▸ Supplied entries:
⁂

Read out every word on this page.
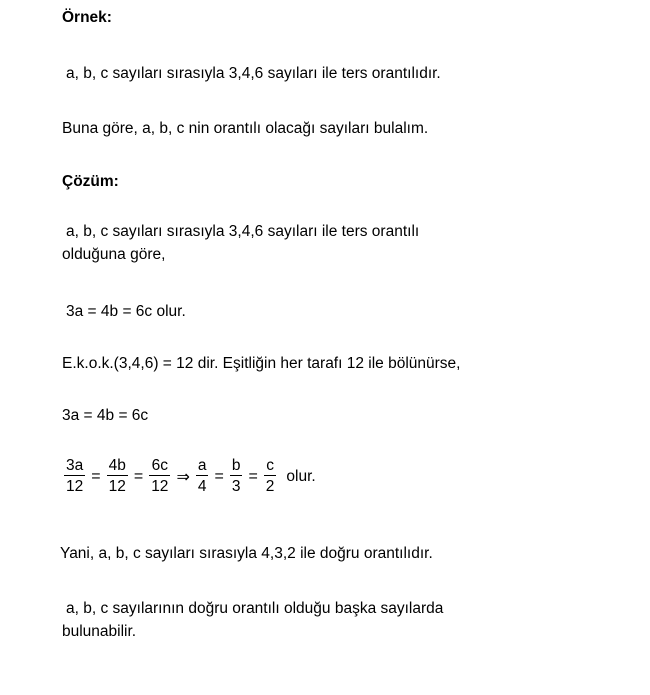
Örnek:
a, b, c sayıları sırasıyla 3,4,6 sayıları ile ters orantılıdır.
Buna göre, a, b, c nin orantılı olacağı sayıları bulalım.
Çözüm:
a, b, c sayıları sırasıyla 3,4,6 sayıları ile ters orantılı
olduğuna göre,
3a = 4b = 6c olur.
E.k.o.k.(3,4,6) = 12 dir. Eşitliğin her tarafı 12 ile bölünürse,
3a = 4b = 6c
$\frac{3a}{12} = \frac{4b}{12} = \frac{6c}{12}$ ⇒ $\frac{a}{4} = \frac{b}{3} = \frac{c}{2}$ olur.
Yani, a, b, c sayıları sırasıyla 4,3,2 ile doğru orantılıdır.
a, b, c sayılarının doğru orantılı olduğu başka sayılarda
bulunabilir.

⁂

▸ Exercise brief:
Go through the entries above and output them exactly, without pictures.

▸ Written answer:
Read out every word on this page.
Örnek:
a, b, c sayıları sırasıyla 3,4,6 sayıları ile ters orantılıdır.
Buna göre, a, b, c nin orantılı olacağı sayıları bulalım.
Çözüm:
a, b, c sayıları sırasıyla 3,4,6 sayıları ile ters orantılı
olduğuna göre,
3a = 4b = 6c olur.
E.k.o.k.(3,4,6) = 12 dir. Eşitliğin her tarafı 12 ile bölünürse,
3a = 4b = 6c
$\frac{3a}{12} = \frac{4b}{12} = \frac{6c}{12}$ ⇒ $\frac{a}{4} = \frac{b}{3} = \frac{c}{2}$ olur.
Yani, a, b, c sayıları sırasıyla 4,3,2 ile doğru orantılıdır.
a, b, c sayılarının doğru orantılı olduğu başka sayılarda
bulunabilir.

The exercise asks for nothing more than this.